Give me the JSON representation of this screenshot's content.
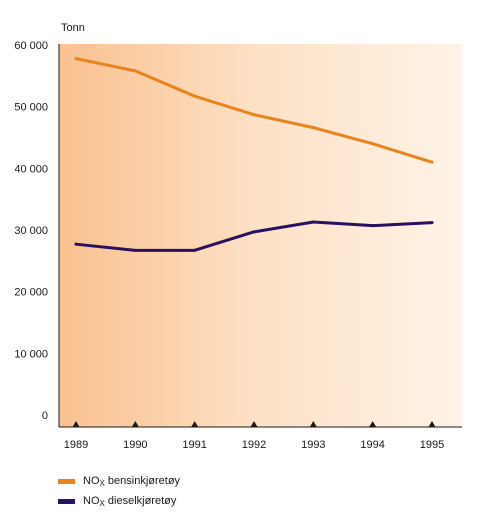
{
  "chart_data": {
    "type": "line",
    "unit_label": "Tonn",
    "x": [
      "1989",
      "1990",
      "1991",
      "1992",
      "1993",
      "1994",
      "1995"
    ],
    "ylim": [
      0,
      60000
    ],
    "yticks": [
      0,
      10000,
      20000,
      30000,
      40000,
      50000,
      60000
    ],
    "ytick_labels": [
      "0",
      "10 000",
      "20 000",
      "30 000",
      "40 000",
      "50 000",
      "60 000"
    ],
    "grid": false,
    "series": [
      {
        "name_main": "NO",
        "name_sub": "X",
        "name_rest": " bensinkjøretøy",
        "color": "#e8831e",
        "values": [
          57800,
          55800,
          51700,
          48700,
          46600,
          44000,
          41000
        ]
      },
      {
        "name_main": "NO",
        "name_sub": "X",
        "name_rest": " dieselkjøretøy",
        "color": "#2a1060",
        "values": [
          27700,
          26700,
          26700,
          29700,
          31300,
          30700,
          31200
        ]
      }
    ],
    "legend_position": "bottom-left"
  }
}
-------------------------
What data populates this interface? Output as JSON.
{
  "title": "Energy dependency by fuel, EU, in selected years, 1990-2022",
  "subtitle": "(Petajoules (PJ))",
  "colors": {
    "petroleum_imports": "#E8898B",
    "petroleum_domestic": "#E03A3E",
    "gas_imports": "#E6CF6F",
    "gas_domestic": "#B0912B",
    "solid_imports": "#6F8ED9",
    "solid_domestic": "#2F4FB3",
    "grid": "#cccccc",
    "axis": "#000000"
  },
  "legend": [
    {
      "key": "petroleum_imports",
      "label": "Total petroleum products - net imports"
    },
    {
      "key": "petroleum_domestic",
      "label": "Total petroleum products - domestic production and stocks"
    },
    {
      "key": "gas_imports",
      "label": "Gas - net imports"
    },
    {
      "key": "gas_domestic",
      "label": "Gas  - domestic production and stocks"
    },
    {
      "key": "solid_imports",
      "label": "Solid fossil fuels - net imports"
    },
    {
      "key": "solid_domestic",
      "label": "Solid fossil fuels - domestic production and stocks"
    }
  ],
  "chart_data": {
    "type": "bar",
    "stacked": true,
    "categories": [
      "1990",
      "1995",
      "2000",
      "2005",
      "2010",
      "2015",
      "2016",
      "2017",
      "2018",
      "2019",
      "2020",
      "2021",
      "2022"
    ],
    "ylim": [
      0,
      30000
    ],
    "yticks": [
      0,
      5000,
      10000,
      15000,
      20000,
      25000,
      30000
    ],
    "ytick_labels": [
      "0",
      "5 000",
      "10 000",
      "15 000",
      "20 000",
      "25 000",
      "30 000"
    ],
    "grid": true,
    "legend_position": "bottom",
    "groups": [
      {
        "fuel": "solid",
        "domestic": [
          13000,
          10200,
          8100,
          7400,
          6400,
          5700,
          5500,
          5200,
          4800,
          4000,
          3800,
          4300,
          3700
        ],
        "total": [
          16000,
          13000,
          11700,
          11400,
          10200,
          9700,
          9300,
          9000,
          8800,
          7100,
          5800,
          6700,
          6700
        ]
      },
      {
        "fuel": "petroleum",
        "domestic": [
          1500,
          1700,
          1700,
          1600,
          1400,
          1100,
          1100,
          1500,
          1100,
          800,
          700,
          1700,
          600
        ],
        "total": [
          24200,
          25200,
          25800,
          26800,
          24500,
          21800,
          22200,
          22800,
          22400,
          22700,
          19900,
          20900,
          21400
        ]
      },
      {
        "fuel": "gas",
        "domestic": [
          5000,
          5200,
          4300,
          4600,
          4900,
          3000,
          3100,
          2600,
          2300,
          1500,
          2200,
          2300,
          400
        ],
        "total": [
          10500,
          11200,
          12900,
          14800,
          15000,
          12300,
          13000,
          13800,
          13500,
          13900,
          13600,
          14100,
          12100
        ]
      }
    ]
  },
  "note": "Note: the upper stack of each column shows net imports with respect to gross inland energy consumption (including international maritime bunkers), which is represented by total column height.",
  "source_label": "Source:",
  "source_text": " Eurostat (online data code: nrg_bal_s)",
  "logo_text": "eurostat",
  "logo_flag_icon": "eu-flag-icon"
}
-------------------------
* **What the task requires**:
Go through the material above and copy each line that has the word "this".

* **Completed exercise**:
Give me the JSON representation of this screenshot's content.
What data populates this interface? Output as JSON.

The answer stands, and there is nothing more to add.